Extracted data entries
........

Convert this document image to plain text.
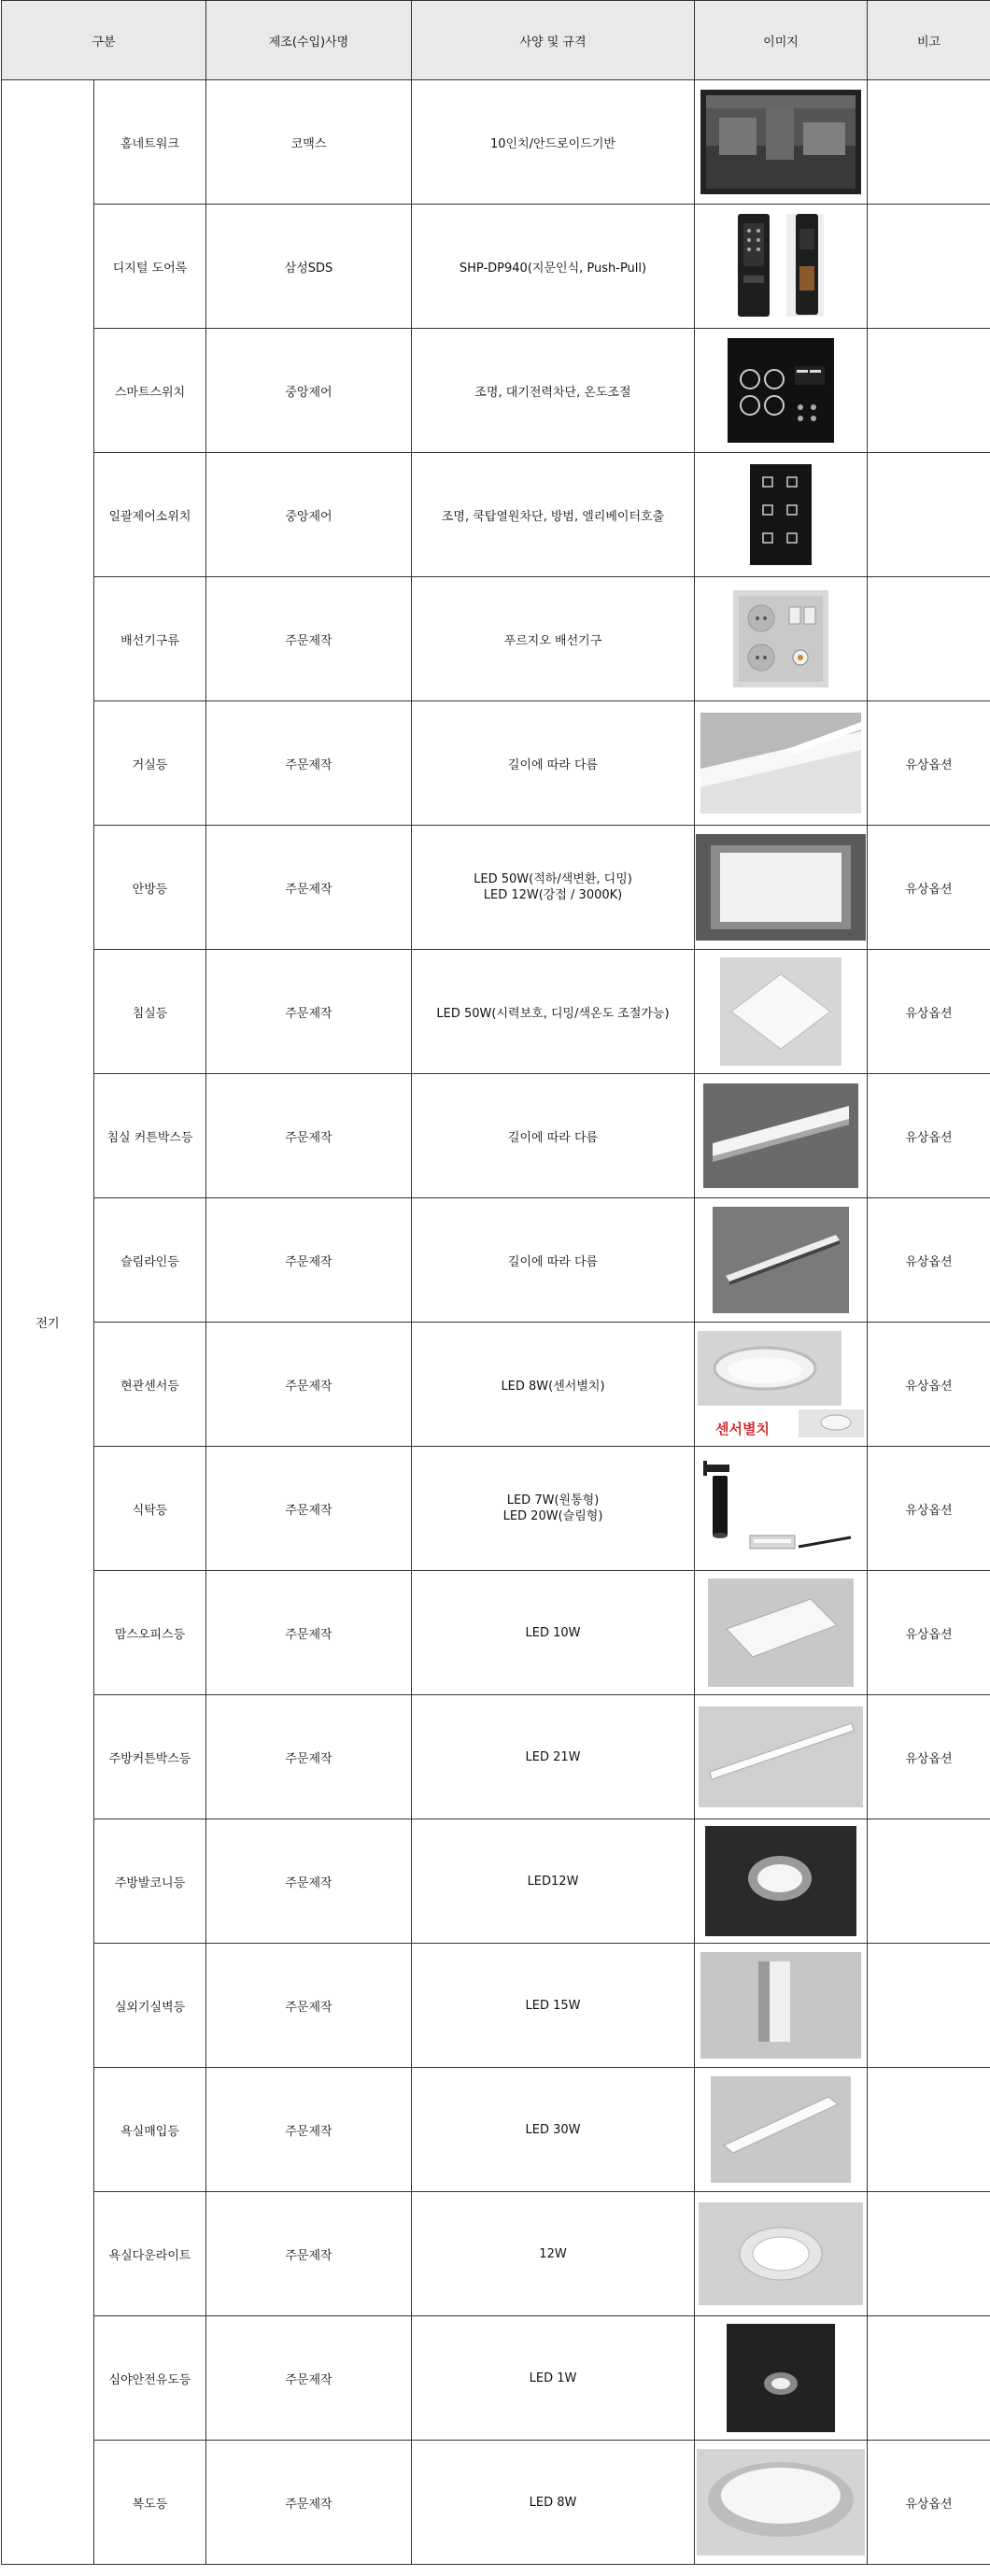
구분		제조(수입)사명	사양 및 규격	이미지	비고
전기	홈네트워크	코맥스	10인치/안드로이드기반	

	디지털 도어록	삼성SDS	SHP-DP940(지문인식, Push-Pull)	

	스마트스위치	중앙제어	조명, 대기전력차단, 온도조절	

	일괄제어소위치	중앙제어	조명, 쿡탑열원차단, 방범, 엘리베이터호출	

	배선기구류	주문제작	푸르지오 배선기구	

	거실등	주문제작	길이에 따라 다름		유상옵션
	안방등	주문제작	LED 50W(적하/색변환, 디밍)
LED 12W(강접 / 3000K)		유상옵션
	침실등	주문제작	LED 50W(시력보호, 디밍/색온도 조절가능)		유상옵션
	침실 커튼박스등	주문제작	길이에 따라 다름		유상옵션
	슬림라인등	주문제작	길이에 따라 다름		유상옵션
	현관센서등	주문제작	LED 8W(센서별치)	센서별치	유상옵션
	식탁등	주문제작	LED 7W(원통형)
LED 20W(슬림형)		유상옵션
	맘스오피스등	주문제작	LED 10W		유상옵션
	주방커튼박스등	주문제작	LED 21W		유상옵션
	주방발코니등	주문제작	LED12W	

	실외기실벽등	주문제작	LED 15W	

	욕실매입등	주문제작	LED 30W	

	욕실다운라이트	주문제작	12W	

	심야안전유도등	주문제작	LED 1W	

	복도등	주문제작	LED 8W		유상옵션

........

GOAL OF THE EXERCISE: Leave out the pictures and retype every line above exactly.

RESPONSE FOR THIS EXERCISE:
Convert this document image to plain text.
구분		제조(수입)사명	사양 및 규격	이미지	비고
전기	홈네트워크	코맥스	10인치/안드로이드기반	

	디지털 도어록	삼성SDS	SHP-DP940(지문인식, Push-Pull)	

	스마트스위치	중앙제어	조명, 대기전력차단, 온도조절	

	일괄제어소위치	중앙제어	조명, 쿡탑열원차단, 방범, 엘리베이터호출	

	배선기구류	주문제작	푸르지오 배선기구	

	거실등	주문제작	길이에 따라 다름		유상옵션
	안방등	주문제작	LED 50W(적하/색변환, 디밍)
LED 12W(강접 / 3000K)		유상옵션
	침실등	주문제작	LED 50W(시력보호, 디밍/색온도 조절가능)		유상옵션
	침실 커튼박스등	주문제작	길이에 따라 다름		유상옵션
	슬림라인등	주문제작	길이에 따라 다름		유상옵션
	현관센서등	주문제작	LED 8W(센서별치)	센서별치	유상옵션
	식탁등	주문제작	LED 7W(원통형)
LED 20W(슬림형)		유상옵션
	맘스오피스등	주문제작	LED 10W		유상옵션
	주방커튼박스등	주문제작	LED 21W		유상옵션
	주방발코니등	주문제작	LED12W	

	실외기실벽등	주문제작	LED 15W	

	욕실매입등	주문제작	LED 30W	

	욕실다운라이트	주문제작	12W	

	심야안전유도등	주문제작	LED 1W	

	복도등	주문제작	LED 8W		유상옵션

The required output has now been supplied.